# REQUIREMENT
Copy the stretch of the motion-graphs passage below from "Ans: A straight line parallel to the x-axis" through "graph is displacement.", and switch "object" to "particle" each time it occurs.

# GIVEN PASSAGE
14. What can you say about the motion of an object whose distance-time graph is a straight line parallel to the time axis?

Ans: A straight line parallel to the x-axis in a distance-time graph indicates that the position of the object does not change with time.

Therefore, the object is said to be at rest.

15. What can you say about the motion of an object if its speed-time graph is a straight line parallel to the time axis?

Ans: A straight line parallel to the time axis in a speed-time graph indicates that the speed of the object does not change with time.

Therefore, the object is moving uniformly.

16. What is the quantity which is measured by the area occupied below the velocity-time graph?

Ans: The area of the velocity-time graph is displacement.

Consider the following figure which shows the velocity-time graph of a uniformly moving body.

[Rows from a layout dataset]
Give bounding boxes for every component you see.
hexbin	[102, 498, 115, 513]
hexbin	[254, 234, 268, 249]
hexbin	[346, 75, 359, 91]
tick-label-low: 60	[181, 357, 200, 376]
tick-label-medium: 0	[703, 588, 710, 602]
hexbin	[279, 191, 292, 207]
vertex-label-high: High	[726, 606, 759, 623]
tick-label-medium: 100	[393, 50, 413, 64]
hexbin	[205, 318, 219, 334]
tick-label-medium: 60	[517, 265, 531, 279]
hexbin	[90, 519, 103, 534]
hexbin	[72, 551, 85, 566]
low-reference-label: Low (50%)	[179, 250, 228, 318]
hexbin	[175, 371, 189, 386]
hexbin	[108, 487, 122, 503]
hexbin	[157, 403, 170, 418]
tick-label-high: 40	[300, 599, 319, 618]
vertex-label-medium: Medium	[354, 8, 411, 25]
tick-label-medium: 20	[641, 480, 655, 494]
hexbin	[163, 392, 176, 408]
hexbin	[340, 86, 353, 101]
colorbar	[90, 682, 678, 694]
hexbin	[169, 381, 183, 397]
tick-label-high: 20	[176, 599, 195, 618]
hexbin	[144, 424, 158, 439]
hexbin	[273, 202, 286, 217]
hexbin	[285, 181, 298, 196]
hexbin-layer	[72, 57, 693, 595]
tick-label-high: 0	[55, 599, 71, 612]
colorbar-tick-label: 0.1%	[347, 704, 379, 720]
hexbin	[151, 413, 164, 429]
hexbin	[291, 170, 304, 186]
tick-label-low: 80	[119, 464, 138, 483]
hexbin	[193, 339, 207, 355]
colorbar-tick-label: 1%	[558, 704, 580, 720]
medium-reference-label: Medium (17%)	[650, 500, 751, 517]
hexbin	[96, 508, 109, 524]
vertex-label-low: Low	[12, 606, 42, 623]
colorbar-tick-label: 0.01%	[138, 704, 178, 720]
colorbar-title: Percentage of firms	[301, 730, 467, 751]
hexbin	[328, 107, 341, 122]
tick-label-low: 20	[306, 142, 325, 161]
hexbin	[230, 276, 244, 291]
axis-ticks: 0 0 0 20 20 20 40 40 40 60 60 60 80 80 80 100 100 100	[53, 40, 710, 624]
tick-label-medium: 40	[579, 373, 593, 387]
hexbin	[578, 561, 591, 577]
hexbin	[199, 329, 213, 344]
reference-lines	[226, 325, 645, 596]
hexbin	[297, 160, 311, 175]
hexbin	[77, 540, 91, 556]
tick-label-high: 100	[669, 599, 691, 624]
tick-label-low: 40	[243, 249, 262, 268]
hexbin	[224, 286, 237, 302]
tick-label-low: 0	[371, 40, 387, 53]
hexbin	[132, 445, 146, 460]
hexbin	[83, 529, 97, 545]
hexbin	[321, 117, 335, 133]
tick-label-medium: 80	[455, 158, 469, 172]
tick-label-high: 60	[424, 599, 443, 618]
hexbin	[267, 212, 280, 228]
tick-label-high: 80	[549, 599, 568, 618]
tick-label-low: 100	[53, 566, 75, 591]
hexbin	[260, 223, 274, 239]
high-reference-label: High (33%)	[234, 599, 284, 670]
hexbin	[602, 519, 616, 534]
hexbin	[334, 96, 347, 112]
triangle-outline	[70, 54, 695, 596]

# OUTPUT
Ans: A straight line parallel to the x-axis in a distance-time graph indicates that the position of the particle does not change with time.

Therefore, the particle is said to be at rest.

15. What can you say about the motion of an particle if its speed-time graph is a straight line parallel to the time axis?

Ans: A straight line parallel to the time axis in a speed-time graph indicates that the speed of the particle does not change with time.

Therefore, the particle is moving uniformly.

16. What is the quantity which is measured by the area occupied below the velocity-time graph?

Ans: The area of the velocity-time graph is displacement.